● **THE PROBLEM**:
Do any lines in the data below contain "ŚWIĘTA"? If so, copy every one of them.

● **Stored entries**:
====

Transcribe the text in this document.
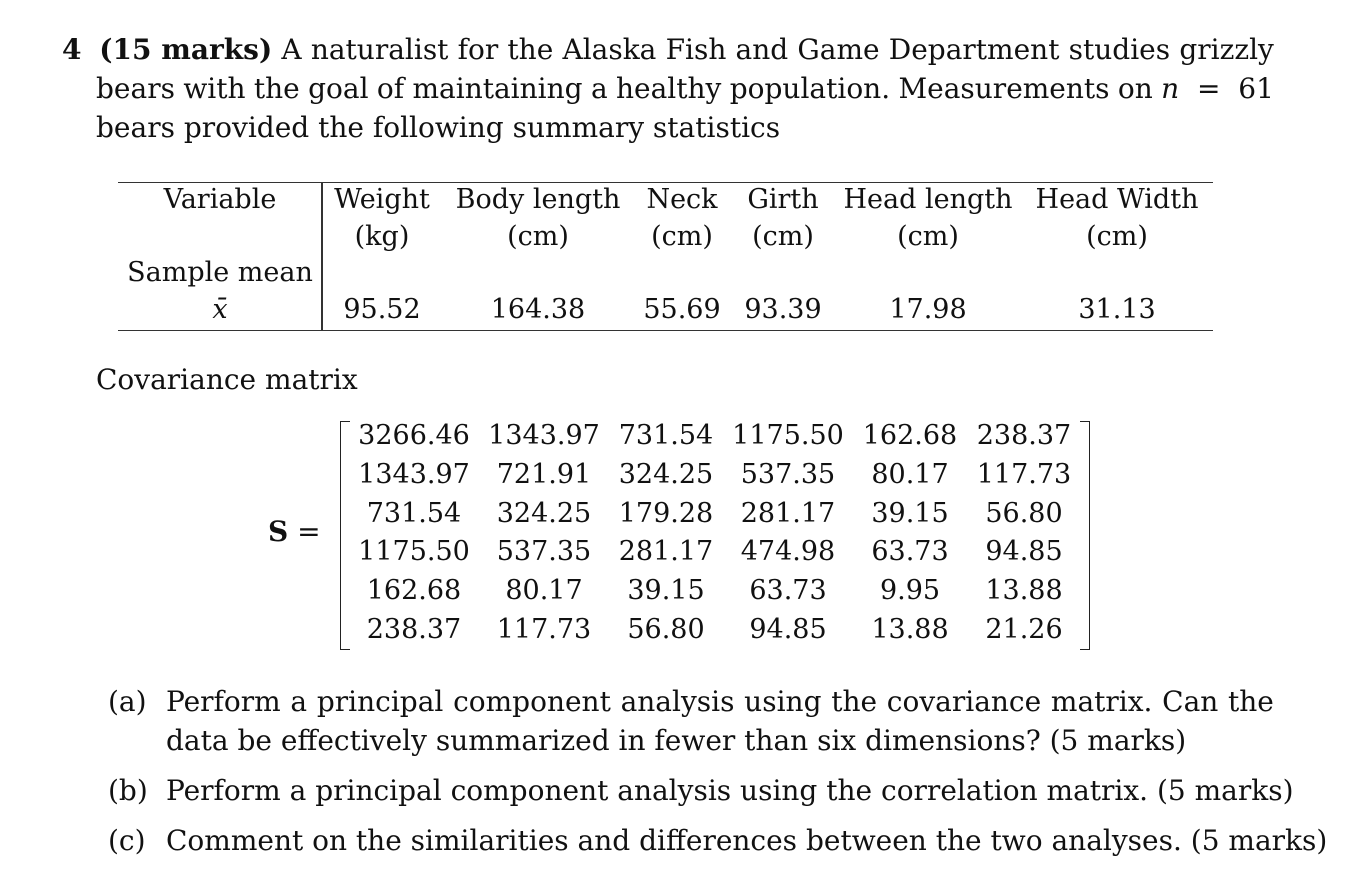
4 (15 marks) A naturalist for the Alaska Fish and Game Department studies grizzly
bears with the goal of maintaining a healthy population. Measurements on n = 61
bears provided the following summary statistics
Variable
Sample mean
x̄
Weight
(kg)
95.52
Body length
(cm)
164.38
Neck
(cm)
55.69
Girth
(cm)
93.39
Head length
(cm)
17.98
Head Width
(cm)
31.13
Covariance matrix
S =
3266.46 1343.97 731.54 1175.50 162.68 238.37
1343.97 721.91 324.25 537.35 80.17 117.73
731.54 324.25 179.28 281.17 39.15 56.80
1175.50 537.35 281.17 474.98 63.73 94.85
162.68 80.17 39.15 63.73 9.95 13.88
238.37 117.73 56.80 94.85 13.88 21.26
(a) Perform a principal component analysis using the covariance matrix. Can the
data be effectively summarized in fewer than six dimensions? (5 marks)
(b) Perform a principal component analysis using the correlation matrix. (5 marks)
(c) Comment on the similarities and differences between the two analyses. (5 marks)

====

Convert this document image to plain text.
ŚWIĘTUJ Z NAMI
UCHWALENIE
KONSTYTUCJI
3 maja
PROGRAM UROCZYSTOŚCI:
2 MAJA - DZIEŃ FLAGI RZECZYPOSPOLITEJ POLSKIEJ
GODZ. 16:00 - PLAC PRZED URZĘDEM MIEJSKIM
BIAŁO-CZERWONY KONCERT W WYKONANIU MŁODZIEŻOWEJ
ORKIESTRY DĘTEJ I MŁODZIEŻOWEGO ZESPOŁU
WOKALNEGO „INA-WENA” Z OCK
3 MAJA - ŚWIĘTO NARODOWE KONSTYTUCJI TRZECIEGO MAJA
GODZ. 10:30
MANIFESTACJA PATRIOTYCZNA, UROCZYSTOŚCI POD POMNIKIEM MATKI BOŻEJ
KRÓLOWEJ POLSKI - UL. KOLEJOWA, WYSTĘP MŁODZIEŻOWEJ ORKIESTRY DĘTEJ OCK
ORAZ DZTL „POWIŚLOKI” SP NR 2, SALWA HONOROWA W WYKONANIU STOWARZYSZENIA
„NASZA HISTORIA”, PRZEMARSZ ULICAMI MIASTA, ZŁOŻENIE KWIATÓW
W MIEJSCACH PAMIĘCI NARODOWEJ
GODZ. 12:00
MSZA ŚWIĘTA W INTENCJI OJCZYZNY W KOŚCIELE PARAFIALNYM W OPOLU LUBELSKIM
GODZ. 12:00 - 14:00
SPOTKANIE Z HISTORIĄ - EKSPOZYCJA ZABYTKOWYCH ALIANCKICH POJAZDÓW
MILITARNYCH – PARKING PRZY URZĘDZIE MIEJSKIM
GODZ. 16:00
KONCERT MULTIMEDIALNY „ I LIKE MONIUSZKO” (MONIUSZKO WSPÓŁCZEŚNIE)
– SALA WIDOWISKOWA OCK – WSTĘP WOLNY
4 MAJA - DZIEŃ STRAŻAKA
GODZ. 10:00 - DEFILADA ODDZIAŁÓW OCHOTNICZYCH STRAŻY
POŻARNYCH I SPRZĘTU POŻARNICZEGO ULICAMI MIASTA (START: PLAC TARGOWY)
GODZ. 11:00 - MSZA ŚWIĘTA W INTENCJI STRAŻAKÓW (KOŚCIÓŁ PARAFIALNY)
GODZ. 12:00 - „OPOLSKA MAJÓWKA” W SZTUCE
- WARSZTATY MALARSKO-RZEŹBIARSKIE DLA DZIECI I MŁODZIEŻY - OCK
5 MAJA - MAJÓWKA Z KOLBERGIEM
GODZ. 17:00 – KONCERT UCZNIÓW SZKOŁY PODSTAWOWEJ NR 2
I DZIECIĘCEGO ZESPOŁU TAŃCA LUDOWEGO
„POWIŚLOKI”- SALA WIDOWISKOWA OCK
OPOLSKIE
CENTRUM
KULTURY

====

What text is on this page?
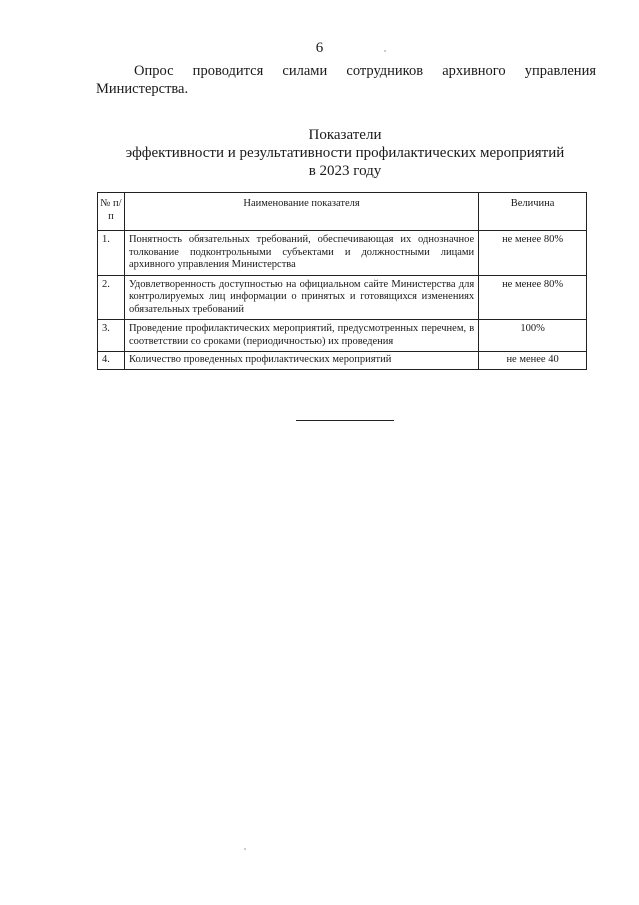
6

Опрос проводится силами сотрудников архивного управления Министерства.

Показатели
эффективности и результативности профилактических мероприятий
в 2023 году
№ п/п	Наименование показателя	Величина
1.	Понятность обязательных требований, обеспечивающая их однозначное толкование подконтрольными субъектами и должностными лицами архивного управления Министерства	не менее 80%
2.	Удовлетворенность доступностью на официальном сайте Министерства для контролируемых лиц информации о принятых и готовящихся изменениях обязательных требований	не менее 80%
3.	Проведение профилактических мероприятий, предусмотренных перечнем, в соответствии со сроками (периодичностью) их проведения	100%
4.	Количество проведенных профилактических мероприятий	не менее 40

====

● **RESULT FOR THIS EXERCISE**:
MSZA ŚWIĘTA W INTENCJI OJCZYZNY W KOŚCIELE PARAFIALNYM W OPOLU LUBELSKIM
GODZ. 11:00 - MSZA ŚWIĘTA W INTENCJI STRAŻAKÓW (KOŚCIÓŁ PARAFIALNY)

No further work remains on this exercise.